About this exercise - In the listing below, find each line that holds "JSON" and list it.

========

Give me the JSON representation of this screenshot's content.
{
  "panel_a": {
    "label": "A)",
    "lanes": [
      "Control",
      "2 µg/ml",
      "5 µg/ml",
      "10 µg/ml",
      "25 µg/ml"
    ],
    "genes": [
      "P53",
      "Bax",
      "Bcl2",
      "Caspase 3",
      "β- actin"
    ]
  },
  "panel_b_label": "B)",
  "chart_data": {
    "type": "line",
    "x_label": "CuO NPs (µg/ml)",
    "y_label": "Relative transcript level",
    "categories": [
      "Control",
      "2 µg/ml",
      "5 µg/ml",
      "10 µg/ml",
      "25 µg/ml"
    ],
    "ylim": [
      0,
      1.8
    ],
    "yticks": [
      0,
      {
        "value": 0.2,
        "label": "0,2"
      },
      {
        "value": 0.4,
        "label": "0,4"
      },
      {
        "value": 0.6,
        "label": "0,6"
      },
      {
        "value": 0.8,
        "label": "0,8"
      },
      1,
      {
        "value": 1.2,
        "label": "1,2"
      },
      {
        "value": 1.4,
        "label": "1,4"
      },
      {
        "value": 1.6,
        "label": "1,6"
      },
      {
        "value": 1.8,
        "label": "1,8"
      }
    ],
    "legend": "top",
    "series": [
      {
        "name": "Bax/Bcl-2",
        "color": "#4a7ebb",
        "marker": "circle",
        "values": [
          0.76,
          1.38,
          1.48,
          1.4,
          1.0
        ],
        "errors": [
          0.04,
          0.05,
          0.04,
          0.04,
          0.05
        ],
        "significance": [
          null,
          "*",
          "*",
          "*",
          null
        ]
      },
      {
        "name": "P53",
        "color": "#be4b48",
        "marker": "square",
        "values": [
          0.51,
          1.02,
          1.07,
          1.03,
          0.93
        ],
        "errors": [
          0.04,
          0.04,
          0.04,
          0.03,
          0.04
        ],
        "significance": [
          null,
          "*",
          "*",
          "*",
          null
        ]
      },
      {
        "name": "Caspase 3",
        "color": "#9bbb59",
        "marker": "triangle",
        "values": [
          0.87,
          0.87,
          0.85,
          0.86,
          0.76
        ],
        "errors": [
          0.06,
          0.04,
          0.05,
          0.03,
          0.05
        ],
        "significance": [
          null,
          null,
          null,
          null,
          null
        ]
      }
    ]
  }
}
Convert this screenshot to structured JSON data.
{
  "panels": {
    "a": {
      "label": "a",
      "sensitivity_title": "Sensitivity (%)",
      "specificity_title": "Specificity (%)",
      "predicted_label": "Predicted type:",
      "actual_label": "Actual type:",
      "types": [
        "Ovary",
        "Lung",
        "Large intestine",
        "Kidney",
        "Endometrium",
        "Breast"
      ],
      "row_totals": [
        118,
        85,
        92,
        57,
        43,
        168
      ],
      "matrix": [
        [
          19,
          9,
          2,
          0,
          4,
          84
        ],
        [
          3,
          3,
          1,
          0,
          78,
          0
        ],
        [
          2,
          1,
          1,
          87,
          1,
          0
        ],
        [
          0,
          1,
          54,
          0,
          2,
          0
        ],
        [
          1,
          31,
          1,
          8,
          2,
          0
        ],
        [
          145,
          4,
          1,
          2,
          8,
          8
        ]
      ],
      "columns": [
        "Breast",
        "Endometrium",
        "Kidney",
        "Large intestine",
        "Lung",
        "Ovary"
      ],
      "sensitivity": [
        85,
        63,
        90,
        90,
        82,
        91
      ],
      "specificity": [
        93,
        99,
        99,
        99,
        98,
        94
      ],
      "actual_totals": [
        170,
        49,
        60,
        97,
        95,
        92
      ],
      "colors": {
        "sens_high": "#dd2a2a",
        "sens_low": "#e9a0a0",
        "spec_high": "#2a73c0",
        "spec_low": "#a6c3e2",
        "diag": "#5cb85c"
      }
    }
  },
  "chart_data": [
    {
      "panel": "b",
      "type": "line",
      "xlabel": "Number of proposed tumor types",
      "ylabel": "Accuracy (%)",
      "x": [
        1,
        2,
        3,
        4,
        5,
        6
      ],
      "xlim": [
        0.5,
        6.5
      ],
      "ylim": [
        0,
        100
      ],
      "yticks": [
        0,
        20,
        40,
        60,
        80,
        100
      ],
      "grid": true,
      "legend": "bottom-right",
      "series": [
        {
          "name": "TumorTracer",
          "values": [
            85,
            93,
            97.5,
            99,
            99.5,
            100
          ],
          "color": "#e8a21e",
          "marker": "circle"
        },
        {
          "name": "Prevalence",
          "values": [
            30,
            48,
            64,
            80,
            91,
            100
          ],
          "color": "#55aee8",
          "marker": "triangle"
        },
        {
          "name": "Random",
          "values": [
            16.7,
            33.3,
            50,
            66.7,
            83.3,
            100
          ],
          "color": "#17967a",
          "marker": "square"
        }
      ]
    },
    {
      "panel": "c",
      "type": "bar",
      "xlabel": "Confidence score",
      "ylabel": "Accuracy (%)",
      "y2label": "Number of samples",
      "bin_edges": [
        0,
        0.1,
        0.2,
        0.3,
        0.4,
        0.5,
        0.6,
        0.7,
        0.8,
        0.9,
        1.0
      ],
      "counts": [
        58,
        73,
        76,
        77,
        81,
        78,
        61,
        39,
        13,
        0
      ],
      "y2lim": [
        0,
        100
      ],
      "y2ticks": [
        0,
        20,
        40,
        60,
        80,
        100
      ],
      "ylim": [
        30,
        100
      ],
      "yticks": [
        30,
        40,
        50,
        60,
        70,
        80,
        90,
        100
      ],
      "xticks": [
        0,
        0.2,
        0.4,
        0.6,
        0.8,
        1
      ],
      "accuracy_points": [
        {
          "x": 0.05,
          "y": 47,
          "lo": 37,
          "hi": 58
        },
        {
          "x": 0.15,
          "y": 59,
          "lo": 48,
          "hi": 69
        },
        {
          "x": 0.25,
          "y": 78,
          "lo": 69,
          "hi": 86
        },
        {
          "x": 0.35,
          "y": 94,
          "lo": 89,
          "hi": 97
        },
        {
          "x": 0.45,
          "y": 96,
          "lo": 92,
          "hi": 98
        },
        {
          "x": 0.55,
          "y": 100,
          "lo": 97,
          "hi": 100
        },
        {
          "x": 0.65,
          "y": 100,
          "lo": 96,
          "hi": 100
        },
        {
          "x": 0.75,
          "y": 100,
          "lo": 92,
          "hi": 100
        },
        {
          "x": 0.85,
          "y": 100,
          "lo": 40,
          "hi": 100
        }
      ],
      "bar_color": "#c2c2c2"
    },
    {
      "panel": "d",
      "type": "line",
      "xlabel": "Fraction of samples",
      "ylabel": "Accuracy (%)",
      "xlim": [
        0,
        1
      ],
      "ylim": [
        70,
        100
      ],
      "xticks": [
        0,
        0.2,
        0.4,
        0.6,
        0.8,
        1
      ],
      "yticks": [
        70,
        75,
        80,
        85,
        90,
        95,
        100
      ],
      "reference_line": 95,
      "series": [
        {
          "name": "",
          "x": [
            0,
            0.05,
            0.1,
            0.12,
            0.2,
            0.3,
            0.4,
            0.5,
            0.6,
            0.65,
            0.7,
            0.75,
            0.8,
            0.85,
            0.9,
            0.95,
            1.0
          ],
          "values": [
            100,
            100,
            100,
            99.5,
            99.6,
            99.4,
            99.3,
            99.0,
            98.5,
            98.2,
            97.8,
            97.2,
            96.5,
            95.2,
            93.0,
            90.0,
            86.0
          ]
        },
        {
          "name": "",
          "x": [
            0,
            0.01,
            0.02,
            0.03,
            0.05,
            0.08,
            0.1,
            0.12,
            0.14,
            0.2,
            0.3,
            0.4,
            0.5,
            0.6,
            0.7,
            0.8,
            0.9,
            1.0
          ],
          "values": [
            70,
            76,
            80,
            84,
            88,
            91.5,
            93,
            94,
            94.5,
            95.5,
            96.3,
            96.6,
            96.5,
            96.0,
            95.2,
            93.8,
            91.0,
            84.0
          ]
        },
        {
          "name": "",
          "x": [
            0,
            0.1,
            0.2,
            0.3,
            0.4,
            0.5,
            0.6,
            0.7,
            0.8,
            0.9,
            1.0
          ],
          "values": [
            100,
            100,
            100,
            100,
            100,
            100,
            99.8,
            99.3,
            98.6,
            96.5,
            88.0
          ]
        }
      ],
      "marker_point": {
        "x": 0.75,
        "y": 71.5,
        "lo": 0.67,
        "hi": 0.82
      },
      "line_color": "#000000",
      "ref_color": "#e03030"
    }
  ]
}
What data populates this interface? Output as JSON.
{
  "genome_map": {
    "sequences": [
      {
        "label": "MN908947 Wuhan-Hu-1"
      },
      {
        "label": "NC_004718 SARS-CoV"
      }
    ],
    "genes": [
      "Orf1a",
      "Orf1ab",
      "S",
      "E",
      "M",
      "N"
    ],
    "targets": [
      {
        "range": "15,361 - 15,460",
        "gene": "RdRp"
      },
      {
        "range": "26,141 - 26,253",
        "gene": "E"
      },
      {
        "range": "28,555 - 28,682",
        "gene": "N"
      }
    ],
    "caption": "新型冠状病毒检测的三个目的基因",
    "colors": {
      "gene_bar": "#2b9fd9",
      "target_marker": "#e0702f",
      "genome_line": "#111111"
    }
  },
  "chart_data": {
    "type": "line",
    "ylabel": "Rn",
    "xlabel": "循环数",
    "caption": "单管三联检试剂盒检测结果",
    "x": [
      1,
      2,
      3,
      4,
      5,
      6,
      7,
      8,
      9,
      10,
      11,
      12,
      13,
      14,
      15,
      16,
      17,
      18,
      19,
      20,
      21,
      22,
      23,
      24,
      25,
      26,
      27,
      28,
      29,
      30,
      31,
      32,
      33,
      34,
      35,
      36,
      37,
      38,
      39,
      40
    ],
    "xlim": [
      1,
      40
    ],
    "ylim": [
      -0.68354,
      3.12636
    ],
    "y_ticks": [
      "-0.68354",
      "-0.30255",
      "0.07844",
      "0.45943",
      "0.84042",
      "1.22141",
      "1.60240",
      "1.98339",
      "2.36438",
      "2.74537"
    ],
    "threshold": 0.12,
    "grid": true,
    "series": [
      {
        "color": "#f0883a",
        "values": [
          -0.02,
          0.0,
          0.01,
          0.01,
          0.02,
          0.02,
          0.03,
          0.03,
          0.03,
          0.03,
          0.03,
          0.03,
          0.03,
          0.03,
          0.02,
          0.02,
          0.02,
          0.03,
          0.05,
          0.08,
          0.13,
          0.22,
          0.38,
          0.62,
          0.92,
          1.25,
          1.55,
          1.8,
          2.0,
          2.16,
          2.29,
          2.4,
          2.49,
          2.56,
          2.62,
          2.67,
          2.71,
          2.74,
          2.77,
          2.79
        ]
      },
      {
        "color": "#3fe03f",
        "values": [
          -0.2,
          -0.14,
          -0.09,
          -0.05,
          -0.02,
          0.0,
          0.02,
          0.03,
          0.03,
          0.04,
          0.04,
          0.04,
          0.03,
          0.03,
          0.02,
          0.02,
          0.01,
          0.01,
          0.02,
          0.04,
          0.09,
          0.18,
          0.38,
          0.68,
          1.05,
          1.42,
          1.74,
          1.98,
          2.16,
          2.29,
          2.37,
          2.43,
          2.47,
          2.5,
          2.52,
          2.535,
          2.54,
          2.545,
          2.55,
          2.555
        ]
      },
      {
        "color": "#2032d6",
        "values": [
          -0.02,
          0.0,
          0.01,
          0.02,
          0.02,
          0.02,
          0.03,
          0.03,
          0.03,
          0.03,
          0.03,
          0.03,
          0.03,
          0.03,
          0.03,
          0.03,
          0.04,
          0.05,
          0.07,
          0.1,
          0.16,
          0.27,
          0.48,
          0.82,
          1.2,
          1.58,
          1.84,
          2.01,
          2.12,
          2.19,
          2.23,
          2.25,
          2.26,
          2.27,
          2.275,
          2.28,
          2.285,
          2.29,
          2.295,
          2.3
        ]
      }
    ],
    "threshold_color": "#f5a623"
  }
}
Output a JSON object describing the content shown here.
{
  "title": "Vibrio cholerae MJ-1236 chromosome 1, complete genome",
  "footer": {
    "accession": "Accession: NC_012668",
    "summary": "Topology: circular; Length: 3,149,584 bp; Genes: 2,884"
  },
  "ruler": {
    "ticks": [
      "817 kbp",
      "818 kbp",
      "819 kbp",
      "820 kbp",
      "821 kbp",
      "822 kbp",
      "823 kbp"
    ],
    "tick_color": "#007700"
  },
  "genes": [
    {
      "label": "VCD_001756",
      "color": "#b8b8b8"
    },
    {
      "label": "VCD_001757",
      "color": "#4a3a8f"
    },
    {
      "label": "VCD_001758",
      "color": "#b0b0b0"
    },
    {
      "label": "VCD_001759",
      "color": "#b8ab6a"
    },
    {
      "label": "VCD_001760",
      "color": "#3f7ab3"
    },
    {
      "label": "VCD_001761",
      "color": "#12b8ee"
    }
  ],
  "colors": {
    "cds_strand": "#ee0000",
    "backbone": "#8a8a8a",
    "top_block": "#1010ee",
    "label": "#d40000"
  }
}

========

Response to the exercise -
Give me the JSON representation of this screenshot's content.
Convert this screenshot to structured JSON data.
What data populates this interface? Output as JSON.
Output a JSON object describing the content shown here.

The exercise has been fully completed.